===== Material provided =====

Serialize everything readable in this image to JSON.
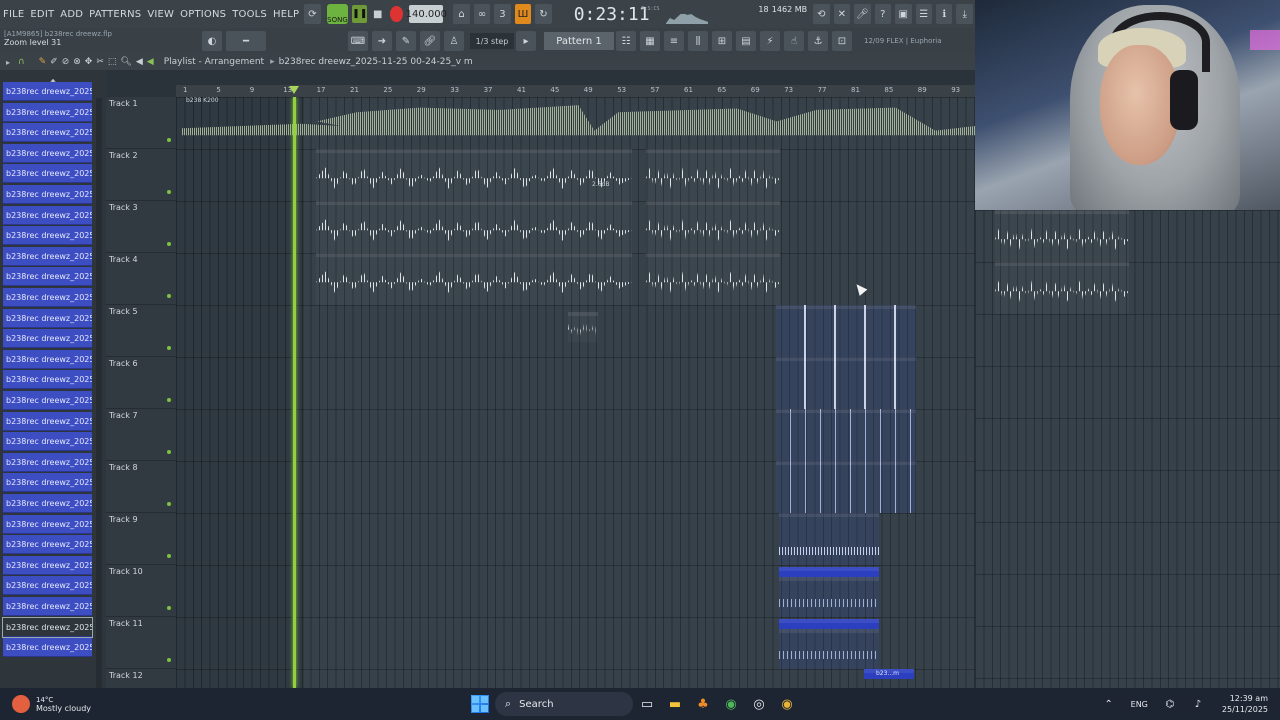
{
  "menu": [
    "FILE",
    "EDIT",
    "ADD",
    "PATTERNS",
    "VIEW",
    "OPTIONS",
    "TOOLS",
    "HELP"
  ],
  "transport": {
    "mode": "SONG",
    "tempo": "140.000",
    "time": "0:23:11",
    "time_unit": "M:S:CS"
  },
  "monitor": {
    "poly": "18",
    "memory": "1462 MB",
    "cpu": "1"
  },
  "hint": {
    "file": "[A1M9865] b238rec dreewz.flp",
    "text": "Zoom level 31"
  },
  "snap": "1/3 step",
  "pattern": "Pattern 1",
  "plugin_info": "12/09  FLEX | Euphoria",
  "playlist": {
    "title": "Playlist - Arrangement",
    "breadcrumb": "b238rec dreewz_2025-11-25 00-24-25_v m"
  },
  "ruler_ticks": [
    "1",
    "5",
    "9",
    "13",
    "17",
    "21",
    "25",
    "29",
    "33",
    "37",
    "41",
    "45",
    "49",
    "53",
    "57",
    "61",
    "65",
    "69",
    "73",
    "77",
    "81",
    "85",
    "89",
    "93"
  ],
  "channels": [
    "b238rec dreewz_2025-11...",
    "b238rec dreewz_2025-11...",
    "b238rec dreewz_2025-11...",
    "b238rec dreewz_2025-11...",
    "b238rec dreewz_2025-11...",
    "b238rec dreewz_2025-11...",
    "b238rec dreewz_2025-11...",
    "b238rec dreewz_2025-11...",
    "b238rec dreewz_2025-11...",
    "b238rec dreewz_2025-11...",
    "b238rec dreewz_2025-11...",
    "b238rec dreewz_2025-11...",
    "b238rec dreewz_2025-11...",
    "b238rec dreewz_2025-11...",
    "b238rec dreewz_2025-11...",
    "b238rec dreewz_2025-11...",
    "b238rec dreewz_2025-11...",
    "b238rec dreewz_2025-11...",
    "b238rec dreewz_2025-11...",
    "b238rec dreewz_2025-11...",
    "b238rec dreewz_2025-11...",
    "b238rec dreewz_2025-11...",
    "b238rec dreewz_2025-11...",
    "b238rec dreewz_2025-11...",
    "b238rec dreewz_2025-11...",
    "b238rec dreewz_2025-11...",
    "b238rec dreewz_2025-11...",
    "b238rec dreewz_2025-11..."
  ],
  "tracks": [
    "Track 1",
    "Track 2",
    "Track 3",
    "Track 4",
    "Track 5",
    "Track 6",
    "Track 7",
    "Track 8",
    "Track 9",
    "Track 10",
    "Track 11",
    "Track 12"
  ],
  "clip_labels": {
    "track1": "b238 K200",
    "track2_gain": "2.6dB",
    "track12": "b23...m"
  },
  "taskbar": {
    "weather_temp": "14°C",
    "weather_desc": "Mostly cloudy",
    "search": "Search",
    "lang": "ENG",
    "time": "12:39 am",
    "date": "25/11/2025"
  }
}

=====

Quote the material exactly. Pictures stay out.

The reply:
Serialize everything readable in this image to JSON.
{
  "menu": [
    "FILE",
    "EDIT",
    "ADD",
    "PATTERNS",
    "VIEW",
    "OPTIONS",
    "TOOLS",
    "HELP"
  ],
  "transport": {
    "mode": "SONG",
    "tempo": "140.000",
    "time": "0:23:11",
    "time_unit": "M:S:CS"
  },
  "monitor": {
    "poly": "18",
    "memory": "1462 MB",
    "cpu": "1"
  },
  "hint": {
    "file": "[A1M9865] b238rec dreewz.flp",
    "text": "Zoom level 31"
  },
  "snap": "1/3 step",
  "pattern": "Pattern 1",
  "plugin_info": "12/09  FLEX | Euphoria",
  "playlist": {
    "title": "Playlist - Arrangement",
    "breadcrumb": "b238rec dreewz_2025-11-25 00-24-25_v m"
  },
  "ruler_ticks": [
    "1",
    "5",
    "9",
    "13",
    "17",
    "21",
    "25",
    "29",
    "33",
    "37",
    "41",
    "45",
    "49",
    "53",
    "57",
    "61",
    "65",
    "69",
    "73",
    "77",
    "81",
    "85",
    "89",
    "93"
  ],
  "channels": [
    "b238rec dreewz_2025-11...",
    "b238rec dreewz_2025-11...",
    "b238rec dreewz_2025-11...",
    "b238rec dreewz_2025-11...",
    "b238rec dreewz_2025-11...",
    "b238rec dreewz_2025-11...",
    "b238rec dreewz_2025-11...",
    "b238rec dreewz_2025-11...",
    "b238rec dreewz_2025-11...",
    "b238rec dreewz_2025-11...",
    "b238rec dreewz_2025-11...",
    "b238rec dreewz_2025-11...",
    "b238rec dreewz_2025-11...",
    "b238rec dreewz_2025-11...",
    "b238rec dreewz_2025-11...",
    "b238rec dreewz_2025-11...",
    "b238rec dreewz_2025-11...",
    "b238rec dreewz_2025-11...",
    "b238rec dreewz_2025-11...",
    "b238rec dreewz_2025-11...",
    "b238rec dreewz_2025-11...",
    "b238rec dreewz_2025-11...",
    "b238rec dreewz_2025-11...",
    "b238rec dreewz_2025-11...",
    "b238rec dreewz_2025-11...",
    "b238rec dreewz_2025-11...",
    "b238rec dreewz_2025-11...",
    "b238rec dreewz_2025-11..."
  ],
  "tracks": [
    "Track 1",
    "Track 2",
    "Track 3",
    "Track 4",
    "Track 5",
    "Track 6",
    "Track 7",
    "Track 8",
    "Track 9",
    "Track 10",
    "Track 11",
    "Track 12"
  ],
  "clip_labels": {
    "track1": "b238 K200",
    "track2_gain": "2.6dB",
    "track12": "b23...m"
  },
  "taskbar": {
    "weather_temp": "14°C",
    "weather_desc": "Mostly cloudy",
    "search": "Search",
    "lang": "ENG",
    "time": "12:39 am",
    "date": "25/11/2025"
  }
}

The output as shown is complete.